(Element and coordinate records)
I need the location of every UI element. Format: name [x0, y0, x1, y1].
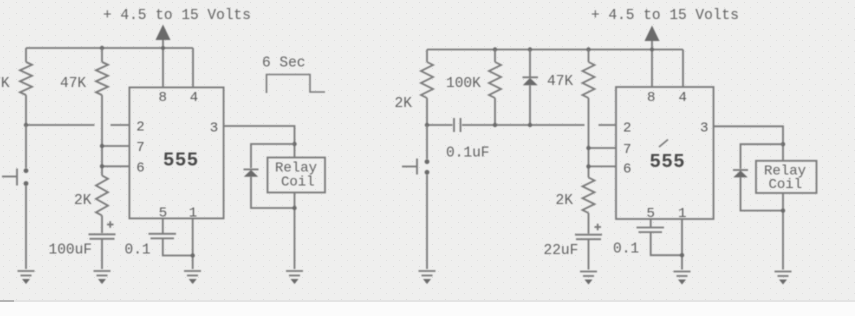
svg-text:7: 7	[136, 140, 144, 156]
node: pin 7 junction (right)	[586, 146, 590, 150]
svg-text:Coil: Coil	[281, 175, 315, 191]
svg-text:100K: 100K	[446, 76, 481, 92]
node: relay top junction	[292, 142, 296, 146]
ground (pushbutton)	[18, 271, 35, 284]
node: pin 6 junction (right)	[586, 164, 590, 168]
ground (relay right)	[775, 272, 792, 285]
svg-text:0.1: 0.1	[125, 243, 151, 259]
capacitor 0.1	[125, 218, 193, 258]
resistor 2K (input)	[395, 50, 434, 126]
wire: relay to ground	[294, 193, 296, 270]
node: relay bottom junction	[292, 206, 296, 210]
resistor 47K (right)	[583, 50, 595, 178]
wire: rail to pin 8 (right)	[651, 50, 653, 88]
node: trigger junction at resistor bottom	[24, 123, 28, 127]
svg-text:+ 4.5 to 15 Volts: + 4.5 to 15 Volts	[591, 8, 739, 24]
capacitor 22uF (polarized)	[544, 224, 603, 270]
resistor 47K (left edge, label clipped)	[0, 48, 32, 125]
op IC 555 (right)	[616, 87, 714, 219]
svg-text:0.1: 0.1	[613, 242, 639, 258]
diode (flyback, right relay)	[733, 144, 783, 210]
wire: +V rail	[26, 47, 193, 49]
node: 0.1 / pin-1 junction (right)	[680, 253, 684, 257]
node: relay top junction (right)	[781, 142, 785, 146]
svg-text:4: 4	[190, 90, 198, 106]
capacitor 0.1 (right)	[613, 219, 682, 258]
node: 100K / trigger junction	[493, 123, 497, 127]
diode (clamp)	[523, 50, 574, 126]
ground (22uF)	[580, 272, 597, 285]
svg-text:2: 2	[136, 120, 144, 136]
svg-text:6 Sec: 6 Sec	[262, 56, 306, 72]
wire: rail to pin 4	[192, 48, 194, 87]
pushbutton switch (right)	[402, 125, 429, 269]
node: pin 7 junction	[100, 144, 104, 148]
svg-text:7: 7	[623, 142, 631, 158]
supply arrow (right)	[645, 26, 660, 50]
node: relay bottom junction (right)	[781, 208, 785, 212]
svg-text:6: 6	[623, 162, 631, 178]
wire: relay to ground (right)	[782, 193, 784, 270]
svg-text:2K: 2K	[395, 96, 413, 112]
svg-text:8: 8	[159, 90, 167, 106]
capacitor 100uF (polarized)	[49, 221, 116, 269]
wire: pin 3 to relay (right)	[714, 126, 784, 161]
node: rail / pin-8 junction	[161, 46, 165, 50]
node: trigger junction at 2K bottom	[425, 123, 429, 127]
svg-text:47K: 47K	[60, 76, 86, 92]
supply arrow	[156, 25, 171, 49]
node: rail / 47K junction	[586, 47, 590, 51]
ground (100uF)	[94, 271, 111, 284]
wire: stub to pin 6	[102, 165, 129, 167]
resistor 2K	[74, 176, 108, 234]
svg-text:555: 555	[163, 150, 199, 172]
svg-text:555: 555	[650, 151, 686, 173]
resistor 100K	[446, 50, 501, 126]
pushbutton switch	[2, 125, 28, 269]
svg-text:2: 2	[623, 121, 631, 137]
node: rail / 100K junction	[493, 47, 497, 51]
svg-text:+ 4.5 to 15 Volts: + 4.5 to 15 Volts	[103, 8, 251, 24]
svg-text:6: 6	[136, 161, 144, 177]
node: 0.1 / pin-1 junction	[191, 253, 195, 257]
capacitor 0.1uF (coupling)	[446, 118, 490, 162]
relay coil box (right)	[756, 161, 817, 193]
svg-text:100uF: 100uF	[49, 243, 93, 259]
ground (pin 1 right)	[674, 272, 691, 285]
wire: pin 3 to relay	[224, 126, 295, 158]
wire: trigger line (gap at crossing)	[427, 124, 616, 126]
6 Sec pulse waveform	[262, 56, 325, 94]
wire: +V rail (right)	[427, 49, 683, 51]
wire: rail to pin 4 (right)	[682, 50, 684, 88]
svg-text:2K: 2K	[556, 193, 574, 209]
wire: stub to pin 7 (right)	[589, 147, 617, 149]
node: rail / diode junction	[528, 47, 532, 51]
wire: rail to pin 8	[162, 48, 164, 87]
wire: pin 1 to ground	[192, 218, 194, 269]
svg-text:3: 3	[210, 121, 218, 137]
svg-text:0.1uF: 0.1uF	[446, 146, 490, 162]
ground (pin 1)	[184, 271, 201, 284]
ground (relay left)	[286, 271, 303, 284]
svg-text:47K: 47K	[547, 74, 573, 90]
svg-text:47K: 47K	[0, 76, 10, 92]
wire: stub to pin 7	[102, 145, 129, 147]
wire: pin 1 to ground (right)	[681, 219, 683, 270]
svg-text:22uF: 22uF	[544, 243, 579, 259]
ground (pushbutton right)	[419, 271, 436, 284]
svg-text:Coil: Coil	[769, 177, 803, 193]
node: pin 6 junction	[100, 164, 104, 168]
op IC 555 (left)	[129, 87, 223, 218]
node: diode / trigger junction	[528, 123, 532, 127]
svg-text:2K: 2K	[74, 193, 92, 209]
svg-text:4: 4	[679, 90, 687, 106]
wire: stub to pin 6 (right)	[589, 165, 617, 167]
wire: trigger line to pin 2 (gap at crossing)	[26, 124, 129, 126]
relay coil box (left)	[268, 158, 326, 193]
node: rail / pin-8 junction	[650, 48, 654, 52]
resistor 2K (timing)	[556, 178, 595, 234]
diode (flyback, left relay)	[244, 144, 295, 208]
node: rail / 47K junction	[100, 46, 104, 50]
svg-text:3: 3	[700, 121, 708, 137]
svg-text:8: 8	[647, 90, 655, 106]
resistor 47K	[60, 48, 108, 176]
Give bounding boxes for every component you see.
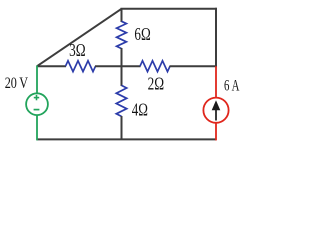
wire: green from voltage source down to bottom-left corner xyxy=(36,115,38,140)
wire: 6-ohm resistor down to node C xyxy=(121,48,123,67)
wire: red from current source to bottom-right corner xyxy=(215,123,217,141)
wire: node B down to 6-ohm resistor xyxy=(121,9,123,22)
voltage source plus sign xyxy=(34,97,39,99)
wire: node C down to 4-ohm resistor xyxy=(121,66,123,87)
wire: middle horizontal, node C to 2-ohm resistor xyxy=(122,65,141,67)
wire: right vertical from top-right corner to node D xyxy=(215,8,217,66)
resistor 4ohm zigzag xyxy=(116,85,126,116)
svg-text:4Ω: 4Ω xyxy=(132,99,148,119)
wire: middle horizontal, 3-ohm to node C xyxy=(95,65,122,67)
resistor 2ohm zigzag xyxy=(140,61,170,72)
wire: middle horizontal, node A to 3-ohm resistor xyxy=(37,65,66,67)
wire: top horizontal from node B to top-right corner xyxy=(121,8,218,10)
svg-text:20 V: 20 V xyxy=(5,75,29,92)
svg-text:3Ω: 3Ω xyxy=(69,40,86,60)
resistor 6ohm zigzag xyxy=(117,21,127,48)
current source arrow xyxy=(215,106,217,121)
voltage source minus sign xyxy=(34,109,40,111)
svg-text:6Ω: 6Ω xyxy=(134,24,150,44)
current source I1 circle 6A xyxy=(203,98,228,123)
voltage source V1 circle 20V xyxy=(26,93,48,115)
svg-text:6 A: 6 A xyxy=(224,78,240,95)
svg-text:2Ω: 2Ω xyxy=(148,74,165,94)
wire: diagonal from node A to top node B xyxy=(37,9,122,66)
resistor 3ohm zigzag xyxy=(66,61,96,72)
wire: 4-ohm resistor down to bottom node xyxy=(121,116,123,140)
wire: green from node A down to voltage source xyxy=(36,66,38,94)
wire: red from node D down to current source xyxy=(215,66,217,98)
wire: middle horizontal, 2-ohm to node D xyxy=(170,65,218,67)
wire: bottom horizontal xyxy=(37,138,216,140)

**Objective**. Give back every line of the records word for word, leaving out the pictures.

**Task result**.
I need the location of every UI element. Format: name [x0, y0, x1, y1].
svg-text:7: 7	[136, 140, 144, 156]
node: pin 7 junction (right)	[586, 146, 590, 150]
svg-text:Coil: Coil	[281, 175, 315, 191]
svg-text:100K: 100K	[446, 76, 481, 92]
node: relay top junction	[292, 142, 296, 146]
ground (pushbutton)	[18, 271, 35, 284]
node: pin 6 junction (right)	[586, 164, 590, 168]
ground (relay right)	[775, 272, 792, 285]
svg-text:0.1: 0.1	[125, 243, 151, 259]
capacitor 0.1	[125, 218, 193, 258]
resistor 2K (input)	[395, 50, 434, 126]
wire: relay to ground	[294, 193, 296, 270]
node: relay bottom junction	[292, 206, 296, 210]
resistor 47K (right)	[583, 50, 595, 178]
wire: rail to pin 8 (right)	[651, 50, 653, 88]
node: trigger junction at resistor bottom	[24, 123, 28, 127]
svg-text:+ 4.5 to 15 Volts: + 4.5 to 15 Volts	[591, 8, 739, 24]
capacitor 22uF (polarized)	[544, 224, 603, 270]
resistor 47K (left edge, label clipped)	[0, 48, 32, 125]
op IC 555 (right)	[616, 87, 714, 219]
svg-text:0.1: 0.1	[613, 242, 639, 258]
diode (flyback, right relay)	[733, 144, 783, 210]
wire: +V rail	[26, 47, 193, 49]
node: 0.1 / pin-1 junction (right)	[680, 253, 684, 257]
node: relay top junction (right)	[781, 142, 785, 146]
svg-text:4: 4	[190, 90, 198, 106]
capacitor 0.1 (right)	[613, 219, 682, 258]
node: 100K / trigger junction	[493, 123, 497, 127]
diode (clamp)	[523, 50, 574, 126]
ground (22uF)	[580, 272, 597, 285]
svg-text:2: 2	[136, 120, 144, 136]
svg-text:6 Sec: 6 Sec	[262, 56, 306, 72]
wire: rail to pin 4	[192, 48, 194, 87]
pushbutton switch (right)	[402, 125, 429, 269]
node: pin 7 junction	[100, 144, 104, 148]
svg-text:7: 7	[623, 142, 631, 158]
supply arrow (right)	[645, 26, 660, 50]
node: relay bottom junction (right)	[781, 208, 785, 212]
svg-text:6: 6	[623, 162, 631, 178]
wire: relay to ground (right)	[782, 193, 784, 270]
svg-text:2K: 2K	[395, 96, 413, 112]
svg-text:8: 8	[159, 90, 167, 106]
capacitor 100uF (polarized)	[49, 221, 116, 269]
wire: pin 3 to relay (right)	[714, 126, 784, 161]
node: rail / pin-8 junction	[161, 46, 165, 50]
node: trigger junction at 2K bottom	[425, 123, 429, 127]
svg-text:47K: 47K	[60, 76, 86, 92]
supply arrow	[156, 25, 171, 49]
node: rail / 47K junction	[586, 47, 590, 51]
ground (100uF)	[94, 271, 111, 284]
wire: stub to pin 6	[102, 165, 129, 167]
resistor 2K	[74, 176, 108, 234]
svg-text:555: 555	[163, 150, 199, 172]
svg-text:555: 555	[650, 151, 686, 173]
resistor 100K	[446, 50, 501, 126]
pushbutton switch	[2, 125, 28, 269]
svg-text:2: 2	[623, 121, 631, 137]
node: rail / 100K junction	[493, 47, 497, 51]
svg-text:+ 4.5 to 15 Volts: + 4.5 to 15 Volts	[103, 8, 251, 24]
svg-text:6: 6	[136, 161, 144, 177]
node: 0.1 / pin-1 junction	[191, 253, 195, 257]
capacitor 0.1uF (coupling)	[446, 118, 490, 162]
relay coil box (right)	[756, 161, 817, 193]
svg-text:100uF: 100uF	[49, 243, 93, 259]
ground (pin 1 right)	[674, 272, 691, 285]
wire: pin 3 to relay	[224, 126, 295, 158]
wire: trigger line (gap at crossing)	[427, 124, 616, 126]
6 Sec pulse waveform	[262, 56, 325, 94]
wire: +V rail (right)	[427, 49, 683, 51]
wire: rail to pin 4 (right)	[682, 50, 684, 88]
svg-text:2K: 2K	[556, 193, 574, 209]
wire: stub to pin 7 (right)	[589, 147, 617, 149]
node: rail / diode junction	[528, 47, 532, 51]
wire: rail to pin 8	[162, 48, 164, 87]
wire: pin 1 to ground	[192, 218, 194, 269]
svg-text:3: 3	[210, 121, 218, 137]
svg-text:0.1uF: 0.1uF	[446, 146, 490, 162]
ground (pin 1)	[184, 271, 201, 284]
ground (relay left)	[286, 271, 303, 284]
svg-text:47K: 47K	[547, 74, 573, 90]
svg-text:47K: 47K	[0, 76, 10, 92]
wire: stub to pin 7	[102, 145, 129, 147]
wire: pin 1 to ground (right)	[681, 219, 683, 270]
svg-text:22uF: 22uF	[544, 243, 579, 259]
ground (pushbutton right)	[419, 271, 436, 284]
svg-text:Coil: Coil	[769, 177, 803, 193]
node: pin 6 junction	[100, 164, 104, 168]
op IC 555 (left)	[129, 87, 223, 218]
node: diode / trigger junction	[528, 123, 532, 127]
svg-text:2K: 2K	[74, 193, 92, 209]
svg-text:4: 4	[679, 90, 687, 106]
wire: stub to pin 6 (right)	[589, 165, 617, 167]
wire: trigger line to pin 2 (gap at crossing)	[26, 124, 129, 126]
relay coil box (left)	[268, 158, 326, 193]
node: rail / pin-8 junction	[650, 48, 654, 52]
resistor 2K (timing)	[556, 178, 595, 234]
diode (flyback, left relay)	[244, 144, 295, 208]
node: rail / 47K junction	[100, 46, 104, 50]
svg-text:3: 3	[700, 121, 708, 137]
svg-text:8: 8	[647, 90, 655, 106]
resistor 47K	[60, 48, 108, 176]
Give bounding boxes for every component you see.
wire: green from voltage source down to bottom-left corner xyxy=(36,115,38,140)
wire: 6-ohm resistor down to node C xyxy=(121,48,123,67)
wire: red from current source to bottom-right corner xyxy=(215,123,217,141)
wire: node B down to 6-ohm resistor xyxy=(121,9,123,22)
voltage source plus sign xyxy=(34,97,39,99)
wire: node C down to 4-ohm resistor xyxy=(121,66,123,87)
wire: middle horizontal, node C to 2-ohm resistor xyxy=(122,65,141,67)
wire: right vertical from top-right corner to node D xyxy=(215,8,217,66)
resistor 4ohm zigzag xyxy=(116,85,126,116)
svg-text:4Ω: 4Ω xyxy=(132,99,148,119)
wire: middle horizontal, 3-ohm to node C xyxy=(95,65,122,67)
resistor 2ohm zigzag xyxy=(140,61,170,72)
wire: middle horizontal, node A to 3-ohm resistor xyxy=(37,65,66,67)
wire: top horizontal from node B to top-right corner xyxy=(121,8,218,10)
svg-text:20 V: 20 V xyxy=(5,75,29,92)
svg-text:3Ω: 3Ω xyxy=(69,40,86,60)
resistor 6ohm zigzag xyxy=(117,21,127,48)
current source arrow xyxy=(215,106,217,121)
voltage source minus sign xyxy=(34,109,40,111)
svg-text:6Ω: 6Ω xyxy=(134,24,150,44)
current source I1 circle 6A xyxy=(203,98,228,123)
voltage source V1 circle 20V xyxy=(26,93,48,115)
svg-text:6 A: 6 A xyxy=(224,78,240,95)
svg-text:2Ω: 2Ω xyxy=(148,74,165,94)
wire: diagonal from node A to top node B xyxy=(37,9,122,66)
resistor 3ohm zigzag xyxy=(66,61,96,72)
wire: 4-ohm resistor down to bottom node xyxy=(121,116,123,140)
wire: green from node A down to voltage source xyxy=(36,66,38,94)
wire: red from node D down to current source xyxy=(215,66,217,98)
wire: middle horizontal, 2-ohm to node D xyxy=(170,65,218,67)
wire: bottom horizontal xyxy=(37,138,216,140)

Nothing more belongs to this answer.